* _Problem to work on_
Can you rename "slice-label" to "wedge-label" in the data running from the line containing "legend-label: Visual Capitalist" down to the line containing "legend-swatch bbox=[1245, 425, 1281, 461]", and give those lines back otherwise unchanged?

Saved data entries
● ● ● ● ●

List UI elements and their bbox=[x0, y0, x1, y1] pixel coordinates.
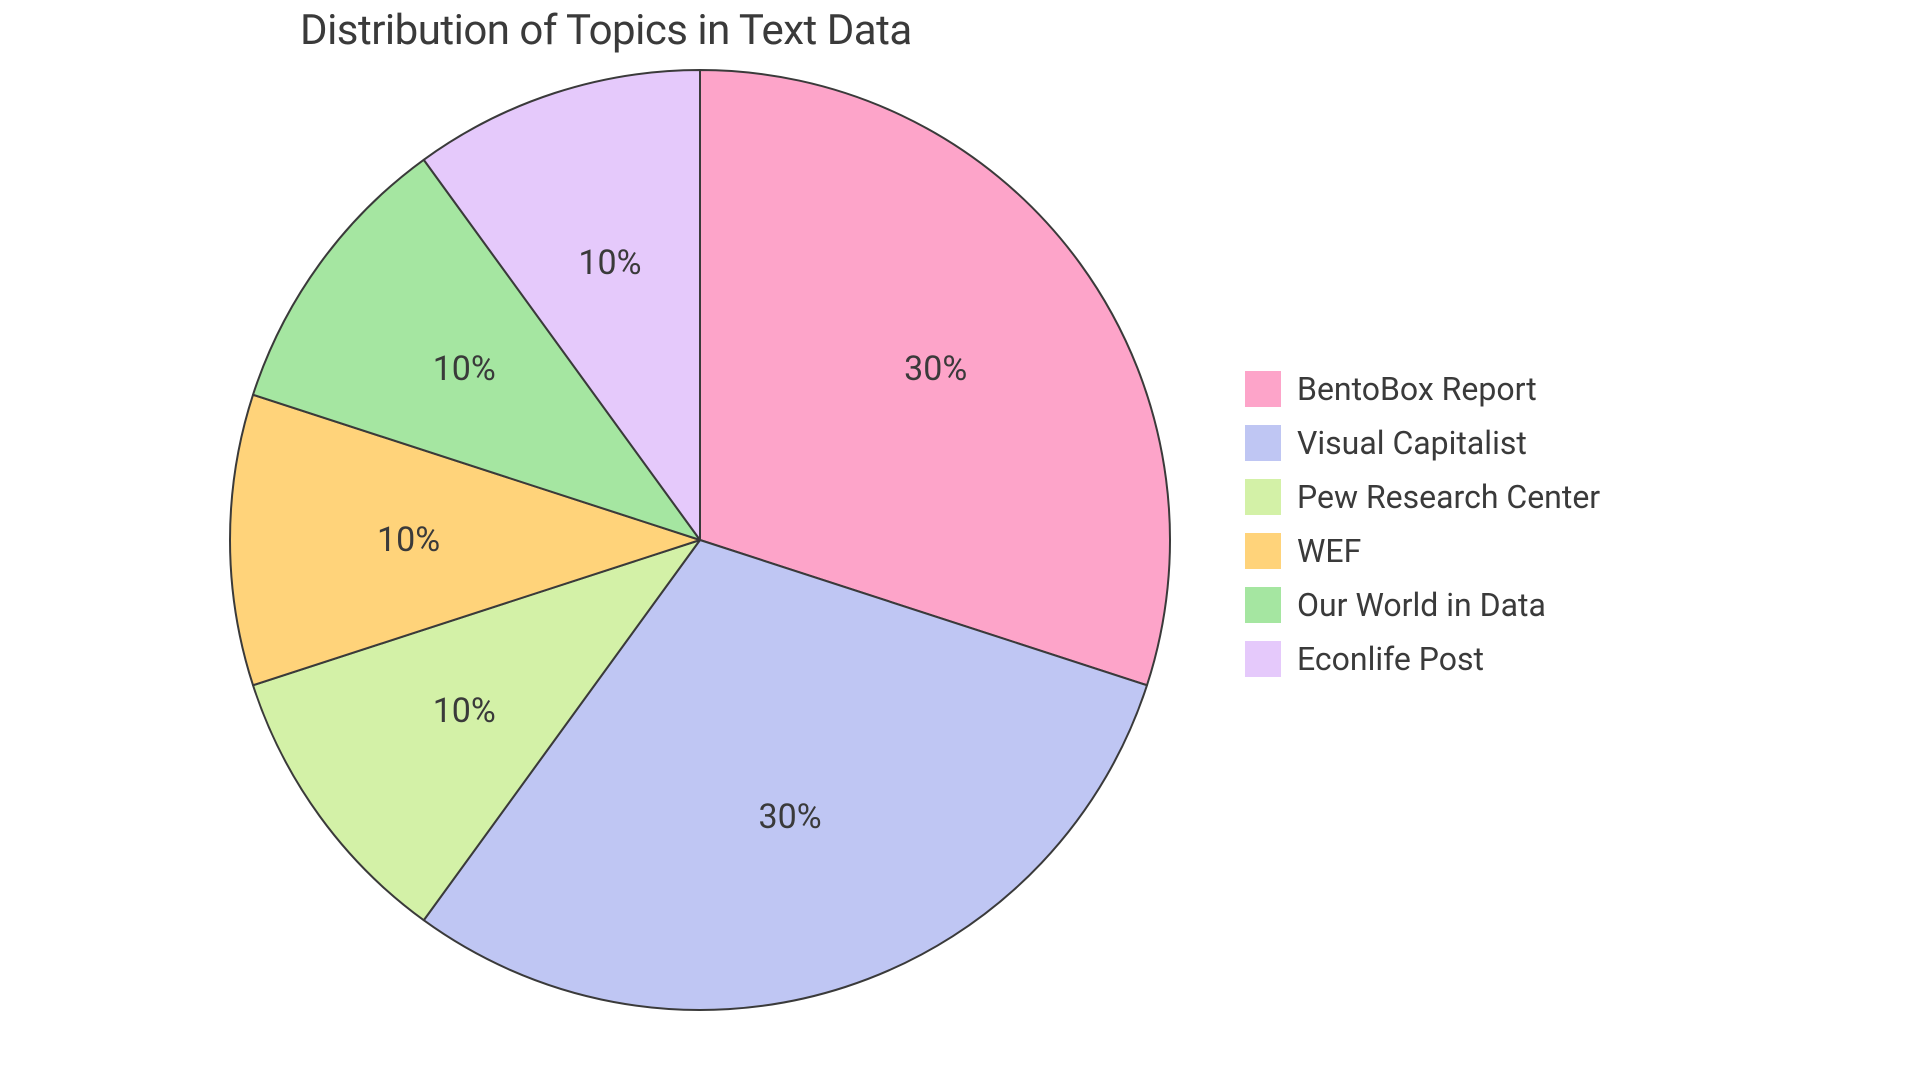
legend-label: Visual Capitalist bbox=[1297, 424, 1527, 462]
pie-svg bbox=[228, 68, 1172, 1012]
legend-item: WEF bbox=[1245, 532, 1600, 570]
legend-label: Our World in Data bbox=[1297, 586, 1546, 624]
slice-label: 10% bbox=[433, 691, 496, 731]
legend-label: Econlife Post bbox=[1297, 640, 1484, 678]
legend-item: Econlife Post bbox=[1245, 640, 1600, 678]
slice-label: 10% bbox=[578, 243, 641, 283]
legend-swatch bbox=[1245, 641, 1281, 677]
legend-swatch bbox=[1245, 587, 1281, 623]
slice-label: 30% bbox=[904, 349, 967, 389]
legend-label: WEF bbox=[1297, 532, 1361, 570]
pie-area bbox=[228, 68, 1172, 1012]
legend-label: Pew Research Center bbox=[1297, 478, 1600, 516]
legend-item: Our World in Data bbox=[1245, 586, 1600, 624]
legend-label: BentoBox Report bbox=[1297, 370, 1537, 408]
legend-item: BentoBox Report bbox=[1245, 370, 1600, 408]
slice-label: 30% bbox=[758, 797, 821, 837]
legend: BentoBox Report Visual Capitalist Pew Rese… bbox=[1245, 370, 1600, 678]
slice-label: 10% bbox=[377, 520, 440, 560]
legend-swatch bbox=[1245, 425, 1281, 461]
legend-item: Pew Research Center bbox=[1245, 478, 1600, 516]
chart-title: Distribution of Topics in Text Data bbox=[300, 6, 912, 55]
legend-swatch bbox=[1245, 371, 1281, 407]
legend-swatch bbox=[1245, 533, 1281, 569]
slice-label: 10% bbox=[433, 349, 496, 389]
pie-chart: Distribution of Topics in Text Data 30% 3… bbox=[0, 0, 1920, 1080]
legend-swatch bbox=[1245, 479, 1281, 515]
legend-item: Visual Capitalist bbox=[1245, 424, 1600, 462]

● ● ● ● ●

* _Correct result_
legend-label: Visual Capitalist bbox=[1297, 424, 1527, 462]
pie-svg bbox=[228, 68, 1172, 1012]
legend-item: WEF bbox=[1245, 532, 1600, 570]
legend-label: Our World in Data bbox=[1297, 586, 1546, 624]
wedge-label: 10% bbox=[433, 691, 496, 731]
legend-label: Econlife Post bbox=[1297, 640, 1484, 678]
legend-item: Econlife Post bbox=[1245, 640, 1600, 678]
wedge-label: 10% bbox=[578, 243, 641, 283]
legend-swatch bbox=[1245, 641, 1281, 677]
legend-swatch bbox=[1245, 587, 1281, 623]
wedge-label: 30% bbox=[904, 349, 967, 389]
legend-label: WEF bbox=[1297, 532, 1361, 570]
pie-area bbox=[228, 68, 1172, 1012]
legend-label: Pew Research Center bbox=[1297, 478, 1600, 516]
legend-item: Our World in Data bbox=[1245, 586, 1600, 624]
legend-label: BentoBox Report bbox=[1297, 370, 1537, 408]
legend-item: BentoBox Report bbox=[1245, 370, 1600, 408]
wedge-label: 30% bbox=[758, 797, 821, 837]
legend: BentoBox Report Visual Capitalist Pew Rese… bbox=[1245, 370, 1600, 678]
wedge-label: 10% bbox=[377, 520, 440, 560]
legend-swatch bbox=[1245, 425, 1281, 461]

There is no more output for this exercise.